Supplied data:
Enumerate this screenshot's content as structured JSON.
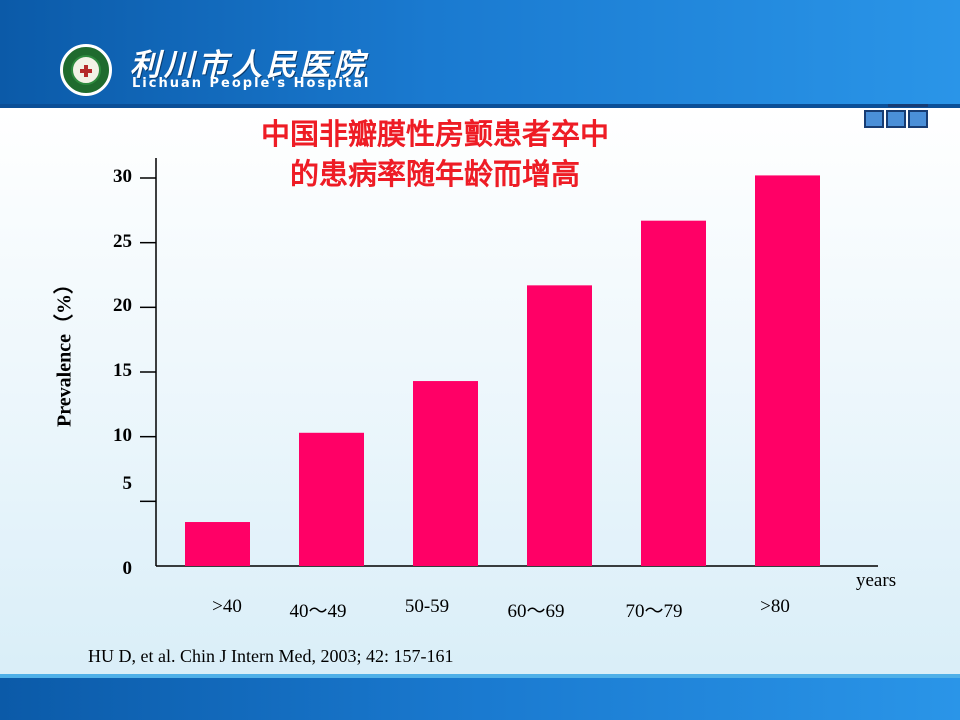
{
  "header": {
    "hospital_name_cn": "利川市人民医院",
    "hospital_name_en": "Lichuan People's Hospital"
  },
  "slide": {
    "title_line1": "中国非瓣膜性房颤患者卒中",
    "title_line2": "的患病率随年龄而增高",
    "citation": "HU D, et al. Chin J Intern Med, 2003; 42: 157-161"
  },
  "colors": {
    "bar": "#ff0066",
    "title": "#ee1c25",
    "header_blue": "#1a7ad0"
  },
  "chart_data": {
    "type": "bar",
    "categories": [
      ">40",
      "40～49",
      "50-59",
      "60～69",
      "70～79",
      ">80"
    ],
    "values": [
      3.4,
      10.3,
      14.3,
      21.7,
      26.7,
      30.2
    ],
    "ylabel": "Prevalence（%）",
    "xlabel": "years",
    "yticks": [
      "0",
      "5",
      "10",
      "15",
      "20",
      "25",
      "30"
    ],
    "ylim": [
      0,
      30
    ],
    "grid": false
  }
}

Exercise goal: Restate the listing above word for word, and skip the pictures.

Answer in full:
Enumerate this screenshot's content as structured JSON.
{
  "header": {
    "hospital_name_cn": "利川市人民医院",
    "hospital_name_en": "Lichuan People's Hospital"
  },
  "slide": {
    "title_line1": "中国非瓣膜性房颤患者卒中",
    "title_line2": "的患病率随年龄而增高",
    "citation": "HU D, et al. Chin J Intern Med, 2003; 42: 157-161"
  },
  "colors": {
    "bar": "#ff0066",
    "title": "#ee1c25",
    "header_blue": "#1a7ad0"
  },
  "chart_data": {
    "type": "bar",
    "categories": [
      ">40",
      "40～49",
      "50-59",
      "60～69",
      "70～79",
      ">80"
    ],
    "values": [
      3.4,
      10.3,
      14.3,
      21.7,
      26.7,
      30.2
    ],
    "ylabel": "Prevalence（%）",
    "xlabel": "years",
    "yticks": [
      "0",
      "5",
      "10",
      "15",
      "20",
      "25",
      "30"
    ],
    "ylim": [
      0,
      30
    ],
    "grid": false
  }
}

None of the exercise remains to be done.